## Instruction:
Continue the blog post about searching for a lost glasses lens, picking up right after its last line.

## Document extract:
◇ ◇ ◇ ◇ ◇

Wednesday, January 29, 2014

Looking for Your Lens: 3 Tips on How to Be a Great Analyst

The other day as I was walking to work, all of a sudden, "pop!" one of the lenses in my glasses decided to free itself from the prison of its metal frame and take flight.

Well, damn.

The sidewalk was wet and partially covered in snow, and also with little islands of ice here and there. Finding a transparent piece of glass was not going to be easy.

So there I was, wandering about a small patch of sidewalk next to Toronto City Hall, squatting on my haunches, peering down at the sidewalk and awkwardly searching for my special missing piece of glass. I was not optimistic about my chances.

Most people walked on by and paid me no notice, but one kind soul, a woman with black, curly hair, stopped to help.

"Did you lose something?" she asked.

"Yeah," I said, defeated, and held up my half empty black frames.

"Can I help?" she kindly offered. "I'm good at this sort of thing."

"I guess," I said, having already given up on restoring my headgear to completeness.

We scoured the sidewalk while urban passerby gave the occasional puzzled look, hurrying along.

"Ah!" she said, and amazingly, picked up my lens which she had located. It had been hiding on a small patch of snow near a planter.

"WOW!" I was genuinely impressed. "You are good at this. Thanks so much."

◇ ◇ ◇ ◇ ◇

## Entries:
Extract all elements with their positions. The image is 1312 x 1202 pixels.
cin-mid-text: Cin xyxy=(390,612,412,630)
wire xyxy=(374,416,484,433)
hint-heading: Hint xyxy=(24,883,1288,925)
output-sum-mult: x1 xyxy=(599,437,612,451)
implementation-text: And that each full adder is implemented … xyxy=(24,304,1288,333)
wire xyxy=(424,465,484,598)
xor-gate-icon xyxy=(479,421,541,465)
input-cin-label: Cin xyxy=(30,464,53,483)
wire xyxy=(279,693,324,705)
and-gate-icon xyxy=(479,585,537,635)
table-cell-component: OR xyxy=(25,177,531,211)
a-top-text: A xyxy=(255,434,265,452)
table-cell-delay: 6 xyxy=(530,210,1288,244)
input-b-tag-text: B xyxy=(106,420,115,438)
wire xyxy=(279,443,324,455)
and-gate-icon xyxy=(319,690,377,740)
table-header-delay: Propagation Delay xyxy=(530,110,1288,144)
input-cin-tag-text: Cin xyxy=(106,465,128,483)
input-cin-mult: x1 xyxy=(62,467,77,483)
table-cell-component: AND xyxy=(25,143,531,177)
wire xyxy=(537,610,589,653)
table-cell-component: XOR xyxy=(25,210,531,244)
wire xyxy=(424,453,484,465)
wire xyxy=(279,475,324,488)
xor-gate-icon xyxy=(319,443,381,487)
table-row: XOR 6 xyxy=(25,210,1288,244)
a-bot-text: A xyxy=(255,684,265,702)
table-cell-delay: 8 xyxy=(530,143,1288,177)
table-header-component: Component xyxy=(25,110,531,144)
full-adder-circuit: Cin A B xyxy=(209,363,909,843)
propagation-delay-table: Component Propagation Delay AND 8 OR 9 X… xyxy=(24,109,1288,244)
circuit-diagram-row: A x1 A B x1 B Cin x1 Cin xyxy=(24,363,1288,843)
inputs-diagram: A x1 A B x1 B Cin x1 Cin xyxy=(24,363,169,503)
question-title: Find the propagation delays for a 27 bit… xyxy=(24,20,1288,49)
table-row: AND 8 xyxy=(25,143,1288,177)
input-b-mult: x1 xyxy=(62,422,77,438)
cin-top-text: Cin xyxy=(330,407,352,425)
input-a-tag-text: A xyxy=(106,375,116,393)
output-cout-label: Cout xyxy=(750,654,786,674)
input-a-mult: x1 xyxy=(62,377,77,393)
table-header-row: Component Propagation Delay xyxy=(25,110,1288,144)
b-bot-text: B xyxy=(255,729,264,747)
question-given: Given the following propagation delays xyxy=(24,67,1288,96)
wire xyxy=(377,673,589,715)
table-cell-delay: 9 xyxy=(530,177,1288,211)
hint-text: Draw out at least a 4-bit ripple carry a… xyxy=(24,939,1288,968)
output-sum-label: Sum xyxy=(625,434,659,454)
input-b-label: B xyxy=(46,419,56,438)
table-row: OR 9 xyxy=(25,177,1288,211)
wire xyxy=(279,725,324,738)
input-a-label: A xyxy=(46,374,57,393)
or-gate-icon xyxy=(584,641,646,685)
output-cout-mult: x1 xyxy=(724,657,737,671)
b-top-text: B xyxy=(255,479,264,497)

◇ ◇ ◇ ◇ ◇

## Right answer:
"No problem," she said. "have a great day!" and then promptly disappeared down the street, leaving me standing there on the sidewalk, bewildered.

That single small episode, a tiny vignette of a single life in a giant city amongst millions of others, was quite profound for me. This was because it got me thinking about two things: one, the kindness of strangers, and the other, of course, what I am always thinking about - the business of doing analysis.

Because as it turns out, those few statements that kind stranger made are equally important in being a great analyst.

"Did you lose something?"

A problem that a lot of analysts deal with on a regular basis is one of communication. The business, the stakeholder, the client, whoever it may be, comes to the analyst for help. They want to find out something about their business because they have data, and it's the job of the analyst to turn that data (information) into insights (knowledge).

But here's the problem - you can't find something if you don't know what you're looking for.

Just as the kind passerby wouldn't have been able to help me find my missing lens if she didn't know what to look for, if you don't know what kinds of insights you want to pull out of the data you have, then you won't be able to find what you're looking for either.

"We want to know how our people are connecting with our brand."

It is the job of the analyst to turn these (often vague) desires of the business into specific questions that can be answered by analyzing data.

What people? (everyone, purchasers only, Boomers, Gen X, Gen Y, single mothers between the ages of 22 and 32 in urban centers?) What does connecting with the brand mean? (viewing an ad, purchase, visits to the website, app downloads, posts on social media, all of the above?)

So remember that a very large part of the job of the analyst is communication - not just about data - but working with others to determine exactly what it is they want to know. Once you know that, you can determine how to best do analysis to find the answers that are being sought after - hiding in plain sight in the data, like a piece of glass on a snowy patch of sidewalk.

"Can I help?"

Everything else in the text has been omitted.